- **What you need to do**
Say how many lines contain the word "territorial" and give no other text.

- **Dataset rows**
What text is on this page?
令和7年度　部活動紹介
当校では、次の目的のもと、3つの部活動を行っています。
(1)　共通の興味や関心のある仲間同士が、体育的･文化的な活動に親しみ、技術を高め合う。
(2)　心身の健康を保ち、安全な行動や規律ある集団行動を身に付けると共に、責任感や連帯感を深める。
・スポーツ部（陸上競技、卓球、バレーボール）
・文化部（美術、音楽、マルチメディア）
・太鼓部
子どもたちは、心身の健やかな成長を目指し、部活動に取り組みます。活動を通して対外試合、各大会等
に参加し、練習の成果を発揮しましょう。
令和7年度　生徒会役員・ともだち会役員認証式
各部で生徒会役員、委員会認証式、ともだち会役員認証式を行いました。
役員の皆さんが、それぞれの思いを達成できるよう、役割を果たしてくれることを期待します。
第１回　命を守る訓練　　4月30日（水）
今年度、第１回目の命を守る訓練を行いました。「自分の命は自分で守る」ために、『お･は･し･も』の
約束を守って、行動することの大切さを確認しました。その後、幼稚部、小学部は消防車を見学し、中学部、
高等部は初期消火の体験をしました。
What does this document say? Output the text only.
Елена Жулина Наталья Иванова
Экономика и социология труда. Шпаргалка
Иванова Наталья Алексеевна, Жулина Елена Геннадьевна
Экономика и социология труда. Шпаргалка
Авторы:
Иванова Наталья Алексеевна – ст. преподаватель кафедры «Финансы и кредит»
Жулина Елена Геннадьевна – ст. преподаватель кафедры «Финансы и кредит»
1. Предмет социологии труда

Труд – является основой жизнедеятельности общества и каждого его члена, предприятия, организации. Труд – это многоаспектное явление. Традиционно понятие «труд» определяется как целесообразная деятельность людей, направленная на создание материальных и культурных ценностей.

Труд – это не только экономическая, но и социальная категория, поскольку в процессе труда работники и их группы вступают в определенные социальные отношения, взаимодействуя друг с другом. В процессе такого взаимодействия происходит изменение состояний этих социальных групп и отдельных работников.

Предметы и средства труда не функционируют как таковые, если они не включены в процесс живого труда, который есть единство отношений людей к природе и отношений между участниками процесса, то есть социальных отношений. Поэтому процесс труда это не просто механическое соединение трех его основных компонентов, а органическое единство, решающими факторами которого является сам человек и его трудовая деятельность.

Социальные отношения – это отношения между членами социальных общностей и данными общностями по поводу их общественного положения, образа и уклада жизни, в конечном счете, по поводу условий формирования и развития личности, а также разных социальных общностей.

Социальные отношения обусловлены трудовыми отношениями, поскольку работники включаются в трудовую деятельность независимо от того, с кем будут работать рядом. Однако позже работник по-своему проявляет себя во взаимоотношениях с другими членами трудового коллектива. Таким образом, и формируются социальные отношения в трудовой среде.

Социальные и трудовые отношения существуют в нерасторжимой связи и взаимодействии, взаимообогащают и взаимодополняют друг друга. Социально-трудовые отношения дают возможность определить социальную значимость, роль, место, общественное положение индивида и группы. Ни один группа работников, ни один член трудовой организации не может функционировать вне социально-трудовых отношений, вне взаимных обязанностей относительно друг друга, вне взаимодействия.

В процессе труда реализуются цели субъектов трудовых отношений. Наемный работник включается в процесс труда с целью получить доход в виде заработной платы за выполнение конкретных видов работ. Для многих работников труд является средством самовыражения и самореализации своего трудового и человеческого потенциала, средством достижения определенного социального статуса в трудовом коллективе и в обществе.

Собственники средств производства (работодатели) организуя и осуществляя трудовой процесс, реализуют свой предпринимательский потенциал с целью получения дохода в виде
--
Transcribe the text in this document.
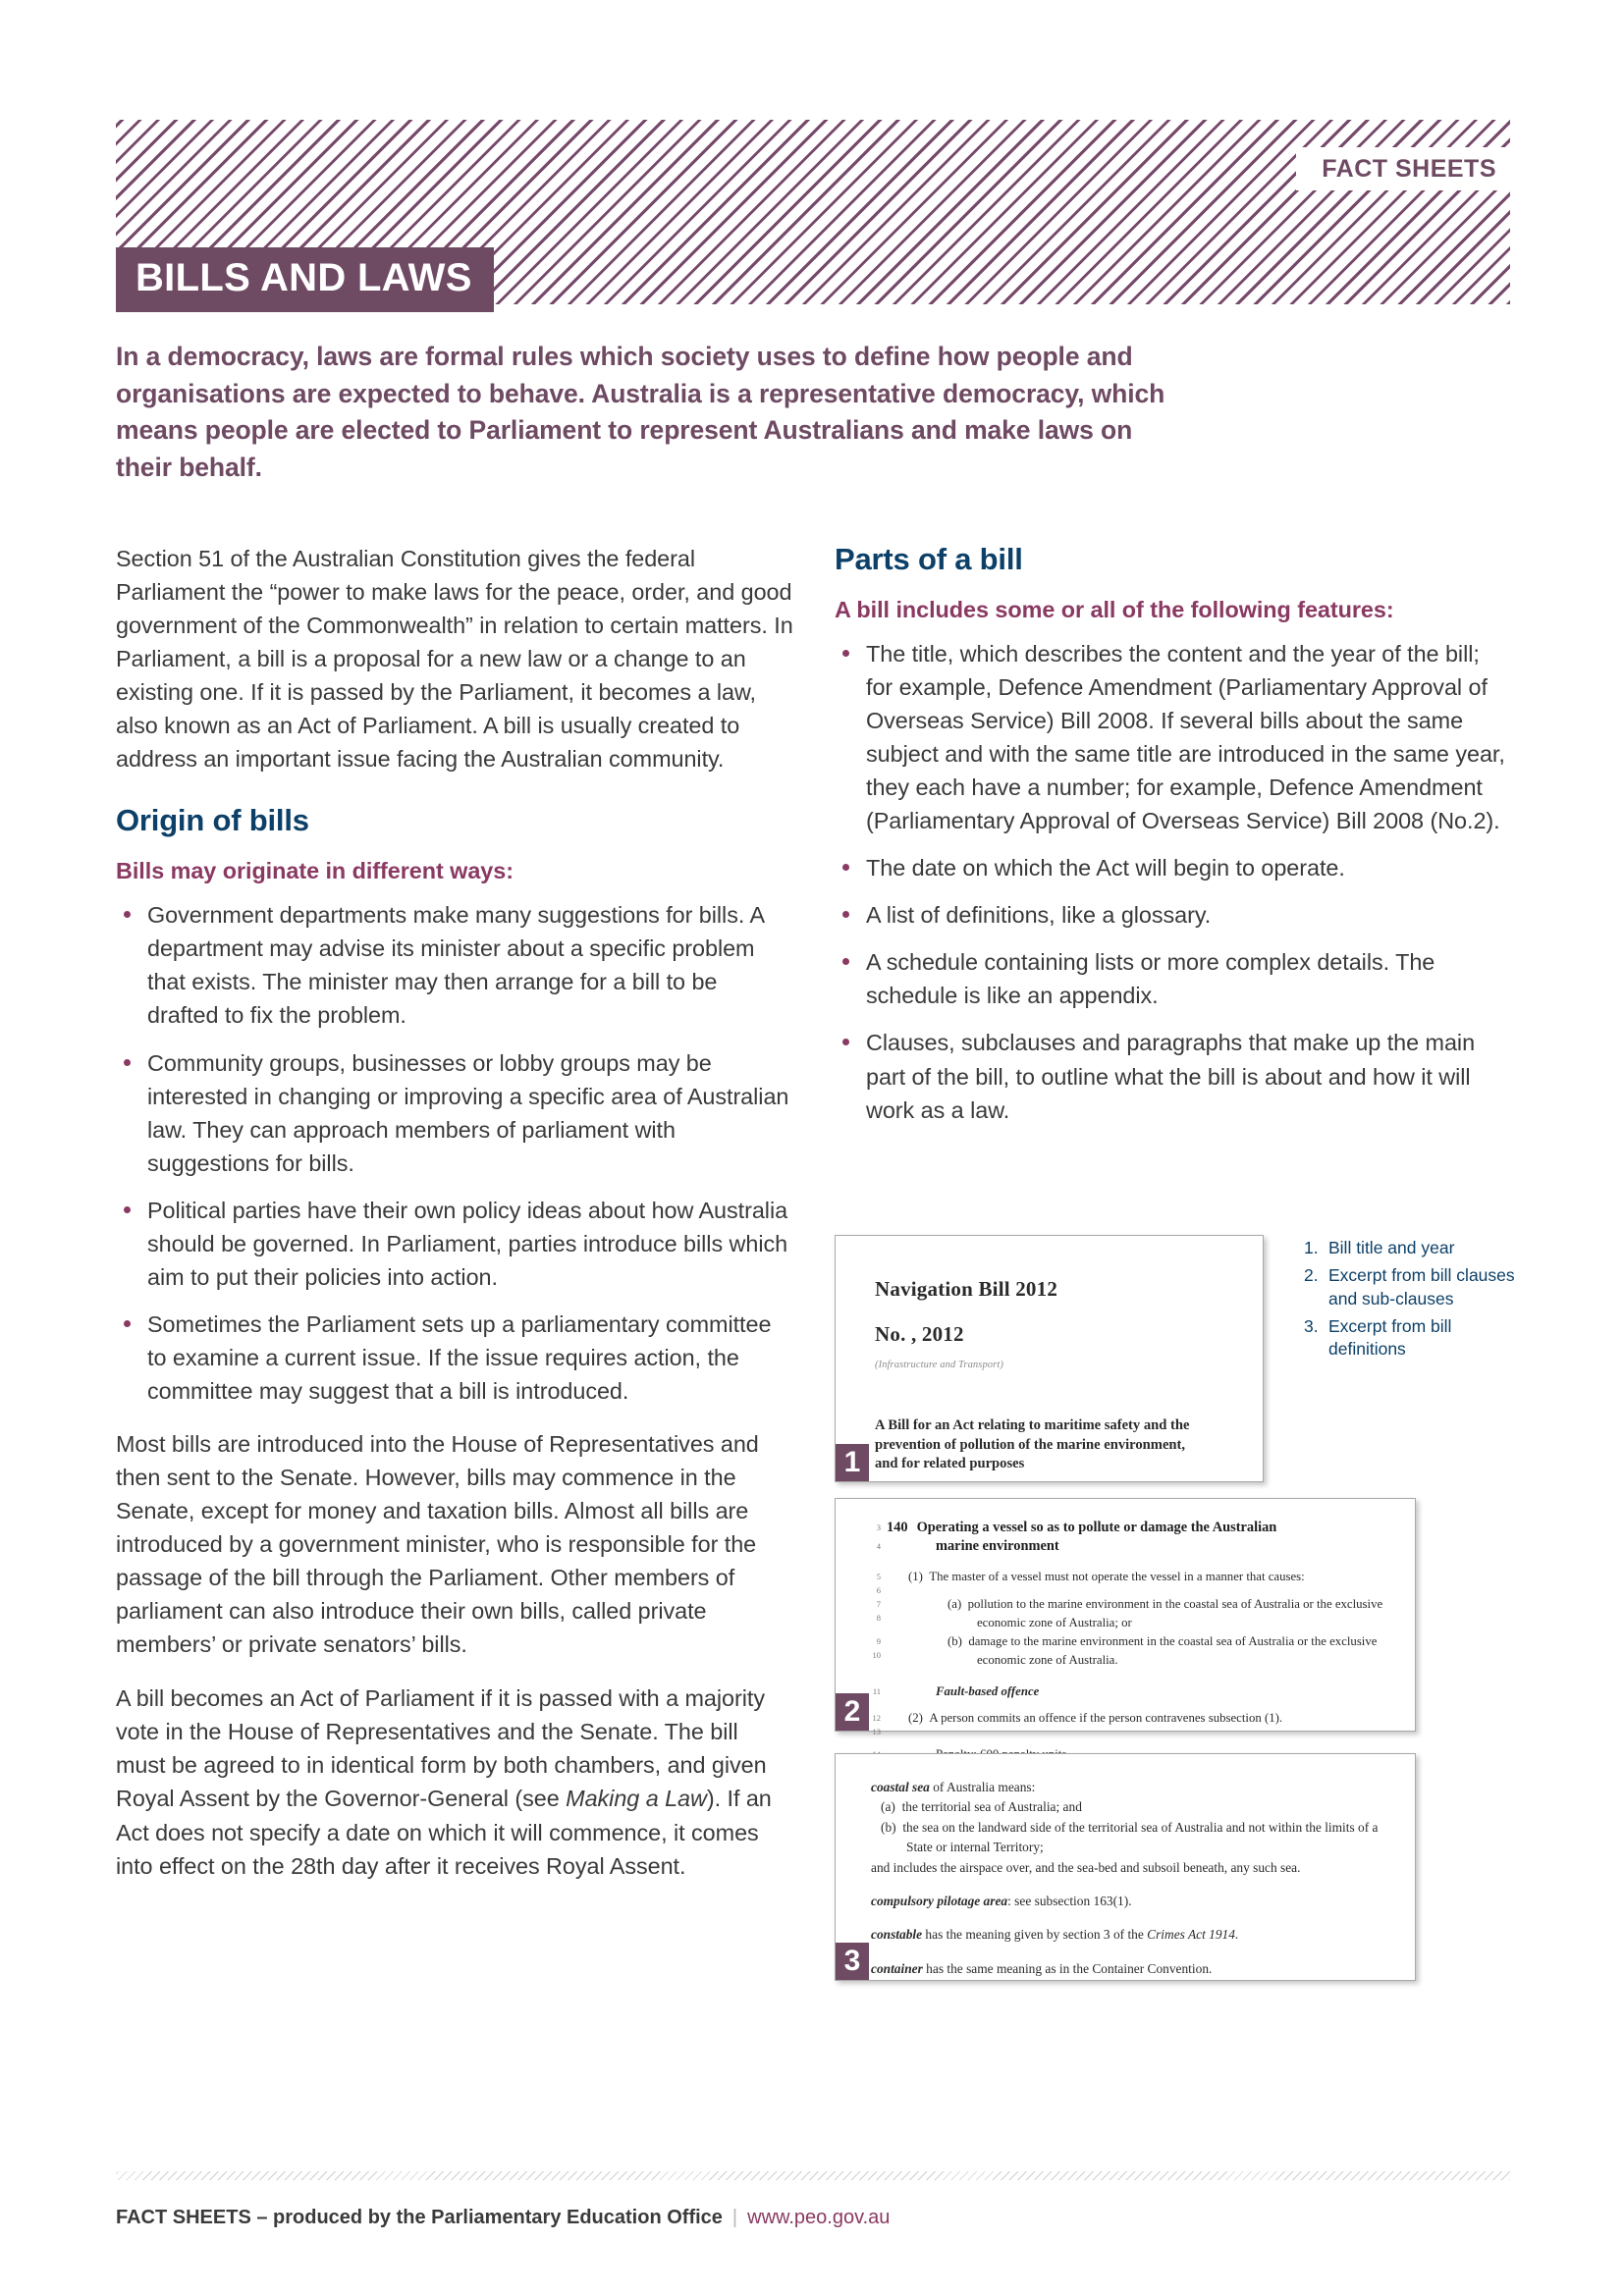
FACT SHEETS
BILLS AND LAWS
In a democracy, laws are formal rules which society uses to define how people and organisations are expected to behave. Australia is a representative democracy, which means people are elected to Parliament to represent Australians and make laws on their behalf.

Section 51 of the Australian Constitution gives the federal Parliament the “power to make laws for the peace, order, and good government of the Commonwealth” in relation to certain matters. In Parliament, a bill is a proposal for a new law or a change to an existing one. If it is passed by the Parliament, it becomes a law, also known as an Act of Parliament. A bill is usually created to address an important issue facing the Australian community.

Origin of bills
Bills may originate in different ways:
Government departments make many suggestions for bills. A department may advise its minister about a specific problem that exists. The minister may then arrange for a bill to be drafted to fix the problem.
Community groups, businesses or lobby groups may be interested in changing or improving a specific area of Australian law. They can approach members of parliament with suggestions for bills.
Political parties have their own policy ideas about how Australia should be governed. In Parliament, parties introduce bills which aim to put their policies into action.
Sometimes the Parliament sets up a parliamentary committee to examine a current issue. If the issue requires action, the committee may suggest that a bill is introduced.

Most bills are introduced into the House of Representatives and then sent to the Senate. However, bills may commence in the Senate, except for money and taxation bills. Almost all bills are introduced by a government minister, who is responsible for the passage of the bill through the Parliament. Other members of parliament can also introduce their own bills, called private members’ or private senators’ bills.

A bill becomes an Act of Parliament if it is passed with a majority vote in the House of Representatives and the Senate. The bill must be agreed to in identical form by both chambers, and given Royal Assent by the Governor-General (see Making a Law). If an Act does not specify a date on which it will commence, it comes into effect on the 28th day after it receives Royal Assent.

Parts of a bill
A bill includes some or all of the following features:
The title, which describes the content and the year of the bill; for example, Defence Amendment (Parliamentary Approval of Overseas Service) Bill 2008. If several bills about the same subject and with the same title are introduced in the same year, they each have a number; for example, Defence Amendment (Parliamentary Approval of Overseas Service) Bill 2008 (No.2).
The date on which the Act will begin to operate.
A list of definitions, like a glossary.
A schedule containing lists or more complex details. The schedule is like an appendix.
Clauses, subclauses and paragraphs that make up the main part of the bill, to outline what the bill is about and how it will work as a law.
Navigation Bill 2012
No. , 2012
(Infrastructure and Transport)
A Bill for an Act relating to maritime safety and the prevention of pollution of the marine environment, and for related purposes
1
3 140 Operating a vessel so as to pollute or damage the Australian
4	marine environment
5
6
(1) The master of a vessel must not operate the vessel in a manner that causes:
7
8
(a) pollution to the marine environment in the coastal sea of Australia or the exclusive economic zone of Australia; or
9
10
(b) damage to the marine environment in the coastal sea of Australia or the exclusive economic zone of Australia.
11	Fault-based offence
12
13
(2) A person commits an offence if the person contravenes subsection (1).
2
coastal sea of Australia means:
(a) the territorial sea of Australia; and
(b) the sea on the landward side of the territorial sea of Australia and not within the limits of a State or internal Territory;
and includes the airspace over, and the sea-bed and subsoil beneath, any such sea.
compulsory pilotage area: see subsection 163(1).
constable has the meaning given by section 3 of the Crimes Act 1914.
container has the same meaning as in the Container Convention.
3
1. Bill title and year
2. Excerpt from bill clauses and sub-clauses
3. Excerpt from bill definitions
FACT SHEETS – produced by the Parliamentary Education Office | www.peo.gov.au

- **Exercise response**
2